(Figure record listings)
##############################

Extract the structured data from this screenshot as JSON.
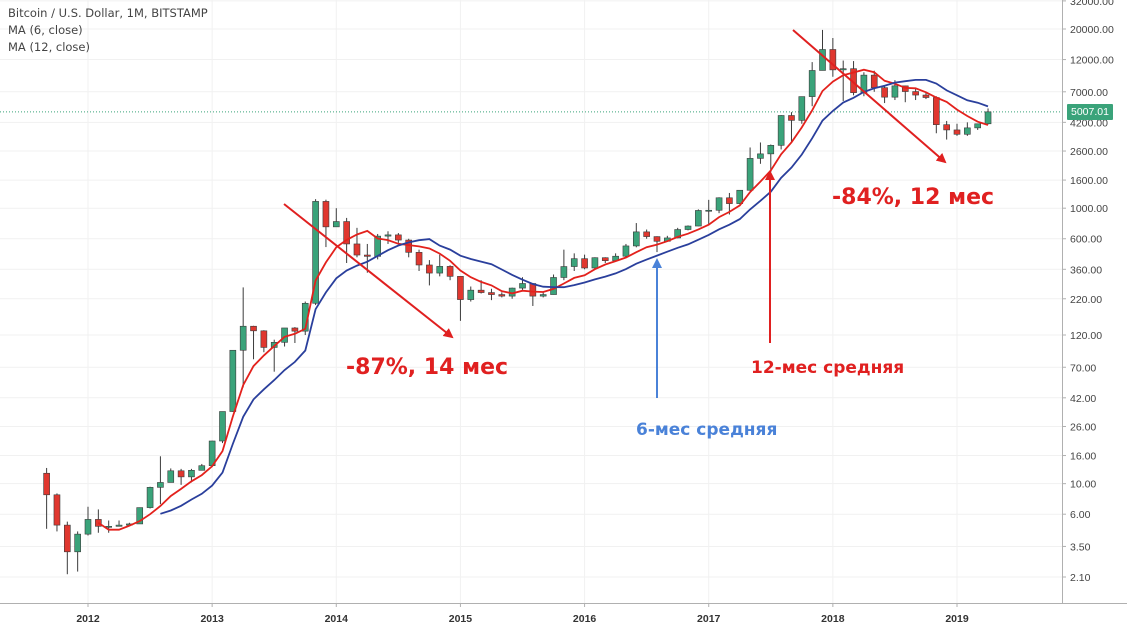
{
  "legend": {
    "title": "Bitcoin / U.S. Dollar, 1M, BITSTAMP",
    "ma1": "MA (6, close)",
    "ma2": "MA (12, close)"
  },
  "annotations": {
    "drop1": "-87%, 14 мес",
    "drop2": "-84%, 12 мес",
    "ma12": "12-мес средняя",
    "ma6": "6-мес средняя"
  },
  "last_price_label": "5007.01",
  "colors": {
    "up": "#3aa37a",
    "down": "#e0372f",
    "ma6": "#e3211c",
    "ma12": "#2a3f9c",
    "annotation_red": "#e02020",
    "annotation_blue": "#4a82d8",
    "last_price_line": "#3aa37a"
  },
  "chart_data": {
    "type": "candlestick",
    "scale": "log",
    "ylim": [
      1.7,
      32000
    ],
    "y_ticks": [
      "32000.00",
      "20000.00",
      "12000.00",
      "7000.00",
      "4200.00",
      "2600.00",
      "1600.00",
      "1000.00",
      "600.00",
      "360.00",
      "220.00",
      "120.00",
      "70.00",
      "42.00",
      "26.00",
      "16.00",
      "10.00",
      "6.00",
      "3.50",
      "2.10"
    ],
    "x_ticks": [
      "2012",
      "2013",
      "2014",
      "2015",
      "2016",
      "2017",
      "2018",
      "2019"
    ],
    "series": [
      {
        "name": "MA (6, close)",
        "values_source": "close",
        "period": 6
      },
      {
        "name": "MA (12, close)",
        "values_source": "close",
        "period": 12
      }
    ],
    "last_price": 5007.01,
    "candles": [
      [
        "2011-09",
        11.9,
        13.0,
        4.7,
        8.3
      ],
      [
        "2011-10",
        8.3,
        8.5,
        4.5,
        5.0
      ],
      [
        "2011-11",
        5.0,
        5.3,
        2.2,
        3.2
      ],
      [
        "2011-12",
        3.2,
        4.5,
        2.3,
        4.3
      ],
      [
        "2012-01",
        4.3,
        6.8,
        4.2,
        5.5
      ],
      [
        "2012-02",
        5.5,
        6.5,
        4.4,
        4.9
      ],
      [
        "2012-03",
        4.9,
        5.4,
        4.4,
        4.9
      ],
      [
        "2012-04",
        4.9,
        5.4,
        4.9,
        5.0
      ],
      [
        "2012-05",
        5.0,
        5.2,
        4.9,
        5.1
      ],
      [
        "2012-06",
        5.1,
        6.7,
        5.1,
        6.7
      ],
      [
        "2012-07",
        6.7,
        9.5,
        6.6,
        9.4
      ],
      [
        "2012-08",
        9.4,
        15.8,
        7.1,
        10.2
      ],
      [
        "2012-09",
        10.2,
        12.9,
        10.2,
        12.4
      ],
      [
        "2012-10",
        12.4,
        12.8,
        9.8,
        11.2
      ],
      [
        "2012-11",
        11.2,
        12.8,
        10.2,
        12.5
      ],
      [
        "2012-12",
        12.5,
        13.9,
        12.5,
        13.5
      ],
      [
        "2013-01",
        13.5,
        20.5,
        13.4,
        20.4
      ],
      [
        "2013-02",
        20.4,
        33.4,
        19.7,
        33.4
      ],
      [
        "2013-03",
        33.4,
        93.0,
        33.2,
        93.0
      ],
      [
        "2013-04",
        93.0,
        266.0,
        50.0,
        139.0
      ],
      [
        "2013-05",
        139.0,
        140.0,
        80.0,
        128.7
      ],
      [
        "2013-06",
        128.7,
        130.0,
        90.0,
        97.5
      ],
      [
        "2013-07",
        97.5,
        111.0,
        65.0,
        106.2
      ],
      [
        "2013-08",
        106.2,
        135.0,
        99.0,
        135.0
      ],
      [
        "2013-09",
        135.0,
        137.0,
        105.0,
        128.0
      ],
      [
        "2013-10",
        128.0,
        210.0,
        120.0,
        204.0
      ],
      [
        "2013-11",
        204.0,
        1163.0,
        198.0,
        1120.0
      ],
      [
        "2013-12",
        1120.0,
        1153.0,
        522.0,
        732.0
      ],
      [
        "2014-01",
        732.0,
        1000.0,
        730.0,
        800.0
      ],
      [
        "2014-02",
        800.0,
        850.0,
        400.0,
        550.0
      ],
      [
        "2014-03",
        550.0,
        720.0,
        440.0,
        457.0
      ],
      [
        "2014-04",
        457.0,
        550.0,
        340.0,
        447.0
      ],
      [
        "2014-05",
        447.0,
        650.0,
        425.0,
        627.0
      ],
      [
        "2014-06",
        627.0,
        680.0,
        550.0,
        640.0
      ],
      [
        "2014-07",
        640.0,
        660.0,
        560.0,
        587.0
      ],
      [
        "2014-08",
        587.0,
        600.0,
        440.0,
        478.0
      ],
      [
        "2014-09",
        478.0,
        500.0,
        350.0,
        387.0
      ],
      [
        "2014-10",
        387.0,
        420.0,
        275.0,
        338.0
      ],
      [
        "2014-11",
        338.0,
        460.0,
        320.0,
        378.0
      ],
      [
        "2014-12",
        378.0,
        385.0,
        300.0,
        320.0
      ],
      [
        "2015-01",
        320.0,
        320.0,
        152.0,
        217.0
      ],
      [
        "2015-02",
        217.0,
        270.0,
        210.0,
        254.0
      ],
      [
        "2015-03",
        254.0,
        300.0,
        240.0,
        244.0
      ],
      [
        "2015-04",
        244.0,
        260.0,
        215.0,
        236.0
      ],
      [
        "2015-05",
        236.0,
        245.0,
        225.0,
        230.0
      ],
      [
        "2015-06",
        230.0,
        265.0,
        220.0,
        263.0
      ],
      [
        "2015-07",
        263.0,
        315.0,
        255.0,
        284.0
      ],
      [
        "2015-08",
        284.0,
        285.0,
        195.0,
        230.0
      ],
      [
        "2015-09",
        230.0,
        245.0,
        225.0,
        236.0
      ],
      [
        "2015-10",
        236.0,
        330.0,
        236.0,
        314.0
      ],
      [
        "2015-11",
        314.0,
        500.0,
        300.0,
        377.0
      ],
      [
        "2015-12",
        377.0,
        470.0,
        350.0,
        430.0
      ],
      [
        "2016-01",
        430.0,
        460.0,
        360.0,
        368.0
      ],
      [
        "2016-02",
        368.0,
        440.0,
        365.0,
        437.0
      ],
      [
        "2016-03",
        437.0,
        440.0,
        400.0,
        416.0
      ],
      [
        "2016-04",
        416.0,
        470.0,
        415.0,
        448.0
      ],
      [
        "2016-05",
        448.0,
        550.0,
        440.0,
        532.0
      ],
      [
        "2016-06",
        532.0,
        780.0,
        520.0,
        673.0
      ],
      [
        "2016-07",
        673.0,
        700.0,
        600.0,
        622.0
      ],
      [
        "2016-08",
        622.0,
        625.0,
        480.0,
        575.0
      ],
      [
        "2016-09",
        575.0,
        630.0,
        570.0,
        608.0
      ],
      [
        "2016-10",
        608.0,
        720.0,
        605.0,
        700.0
      ],
      [
        "2016-11",
        700.0,
        750.0,
        690.0,
        742.0
      ],
      [
        "2016-12",
        742.0,
        980.0,
        740.0,
        963.0
      ],
      [
        "2017-01",
        963.0,
        1150.0,
        750.0,
        966.0
      ],
      [
        "2017-02",
        966.0,
        1200.0,
        920.0,
        1190.0
      ],
      [
        "2017-03",
        1190.0,
        1290.0,
        900.0,
        1080.0
      ],
      [
        "2017-04",
        1080.0,
        1350.0,
        1070.0,
        1350.0
      ],
      [
        "2017-05",
        1350.0,
        2760.0,
        1340.0,
        2300.0
      ],
      [
        "2017-06",
        2300.0,
        3000.0,
        2100.0,
        2480.0
      ],
      [
        "2017-07",
        2480.0,
        2900.0,
        1830.0,
        2860.0
      ],
      [
        "2017-08",
        2860.0,
        4740.0,
        2670.0,
        4710.0
      ],
      [
        "2017-09",
        4710.0,
        4980.0,
        2980.0,
        4340.0
      ],
      [
        "2017-10",
        4340.0,
        6470.0,
        4100.0,
        6460.0
      ],
      [
        "2017-11",
        6460.0,
        11500.0,
        5500.0,
        10000.0
      ],
      [
        "2017-12",
        10000.0,
        19700.0,
        10000.0,
        14200.0
      ],
      [
        "2018-01",
        14200.0,
        17200.0,
        9000.0,
        10100.0
      ],
      [
        "2018-02",
        10100.0,
        11800.0,
        6000.0,
        10300.0
      ],
      [
        "2018-03",
        10300.0,
        11700.0,
        6600.0,
        6900.0
      ],
      [
        "2018-04",
        6900.0,
        9700.0,
        6500.0,
        9250.0
      ],
      [
        "2018-05",
        9250.0,
        9960.0,
        7000.0,
        7500.0
      ],
      [
        "2018-06",
        7500.0,
        7750.0,
        5800.0,
        6400.0
      ],
      [
        "2018-07",
        6400.0,
        8500.0,
        6100.0,
        7730.0
      ],
      [
        "2018-08",
        7730.0,
        7760.0,
        5880.0,
        7030.0
      ],
      [
        "2018-09",
        7030.0,
        7400.0,
        6100.0,
        6630.0
      ],
      [
        "2018-10",
        6630.0,
        7000.0,
        6200.0,
        6360.0
      ],
      [
        "2018-11",
        6360.0,
        6500.0,
        3500.0,
        4040.0
      ],
      [
        "2018-12",
        4040.0,
        4300.0,
        3150.0,
        3700.0
      ],
      [
        "2019-01",
        3700.0,
        4100.0,
        3350.0,
        3440.0
      ],
      [
        "2019-02",
        3440.0,
        4200.0,
        3350.0,
        3830.0
      ],
      [
        "2019-03",
        3830.0,
        4100.0,
        3700.0,
        4100.0
      ],
      [
        "2019-04",
        4100.0,
        5300.0,
        4050.0,
        5007.0
      ]
    ]
  }
}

##############################

### Stated exercise
Determine how many lines in the records contain "close", and reply with the number only.

### Task response
6